The absurdity of facts presented by the committee is evident from the following-


“The Commission also attached great importance to its finding that while 69% Maratha families sought medical treatment for jaundice, 9.65% sought treatment from tantriks while 0.54% left it ‘to the mercy of god.”


Average literacy in the rural parts of the state is 77%, and the committee reports suggested that 13.42% of Marathas were illiterate while the rest were at least primary level educated. The findings related to the owning of land were again an ignorance of the cultural practice in the state, the division of land amongst multiple owners has been a result of the inheritance laws and the same was disregarded or not appraised in the committee reports.
=====
Answer these questions from the excerpt on the Maratha commission's findings:
(a) What percentage of Maratha families sought treatment from tantriks for jaundice?
(b) What is the average literacy in the rural parts of the state?
(c) What has caused the division of land among multiple owners?
The listing that follows has no connection to the excerpt on the Maratha commission's findings.
=====
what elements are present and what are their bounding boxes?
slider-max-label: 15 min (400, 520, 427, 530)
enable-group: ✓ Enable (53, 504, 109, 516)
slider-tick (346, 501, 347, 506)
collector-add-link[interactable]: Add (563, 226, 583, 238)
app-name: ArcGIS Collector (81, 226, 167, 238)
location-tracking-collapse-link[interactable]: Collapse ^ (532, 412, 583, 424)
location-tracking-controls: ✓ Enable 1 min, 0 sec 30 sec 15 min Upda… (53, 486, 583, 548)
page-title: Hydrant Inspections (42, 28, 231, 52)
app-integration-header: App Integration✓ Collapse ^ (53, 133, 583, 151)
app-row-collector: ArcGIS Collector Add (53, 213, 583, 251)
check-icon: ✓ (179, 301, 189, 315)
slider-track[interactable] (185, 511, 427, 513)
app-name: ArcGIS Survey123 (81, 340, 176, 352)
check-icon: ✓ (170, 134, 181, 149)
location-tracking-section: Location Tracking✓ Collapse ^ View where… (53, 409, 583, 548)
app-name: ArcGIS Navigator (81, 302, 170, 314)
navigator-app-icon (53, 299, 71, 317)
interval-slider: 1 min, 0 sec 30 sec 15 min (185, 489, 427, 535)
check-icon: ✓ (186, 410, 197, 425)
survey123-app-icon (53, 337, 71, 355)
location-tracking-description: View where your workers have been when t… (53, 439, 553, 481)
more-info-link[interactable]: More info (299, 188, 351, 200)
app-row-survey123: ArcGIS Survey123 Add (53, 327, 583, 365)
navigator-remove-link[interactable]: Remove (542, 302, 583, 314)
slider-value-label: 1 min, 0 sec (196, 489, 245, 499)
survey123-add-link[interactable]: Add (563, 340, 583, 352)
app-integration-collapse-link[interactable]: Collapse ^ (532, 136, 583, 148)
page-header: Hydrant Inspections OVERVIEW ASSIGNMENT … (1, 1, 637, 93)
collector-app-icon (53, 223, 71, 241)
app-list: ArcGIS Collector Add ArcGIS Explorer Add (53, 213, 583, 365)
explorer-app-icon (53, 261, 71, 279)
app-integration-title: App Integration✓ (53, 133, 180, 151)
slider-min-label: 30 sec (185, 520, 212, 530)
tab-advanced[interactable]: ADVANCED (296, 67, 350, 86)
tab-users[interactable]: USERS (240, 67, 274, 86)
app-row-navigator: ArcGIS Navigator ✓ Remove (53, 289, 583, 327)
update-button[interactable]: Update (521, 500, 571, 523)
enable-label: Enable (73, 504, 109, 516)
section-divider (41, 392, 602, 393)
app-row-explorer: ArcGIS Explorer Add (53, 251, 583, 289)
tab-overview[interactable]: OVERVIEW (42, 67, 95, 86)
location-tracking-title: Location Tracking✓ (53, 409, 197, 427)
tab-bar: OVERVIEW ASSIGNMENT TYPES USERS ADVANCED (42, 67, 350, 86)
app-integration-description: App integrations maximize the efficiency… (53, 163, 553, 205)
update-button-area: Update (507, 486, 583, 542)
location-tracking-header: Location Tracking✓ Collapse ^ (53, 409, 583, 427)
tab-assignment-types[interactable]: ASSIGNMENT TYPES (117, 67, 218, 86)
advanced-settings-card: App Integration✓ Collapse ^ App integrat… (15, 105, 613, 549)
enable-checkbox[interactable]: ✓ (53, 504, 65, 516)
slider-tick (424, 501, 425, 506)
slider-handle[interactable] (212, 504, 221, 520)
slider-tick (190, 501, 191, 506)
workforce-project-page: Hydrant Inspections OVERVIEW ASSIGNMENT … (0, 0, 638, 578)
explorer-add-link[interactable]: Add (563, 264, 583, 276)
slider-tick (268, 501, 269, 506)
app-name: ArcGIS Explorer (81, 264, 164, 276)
=====
* _EXPECTED OUTPUT_
(a) 9.65%
(b) 77%
(c) The inheritance laws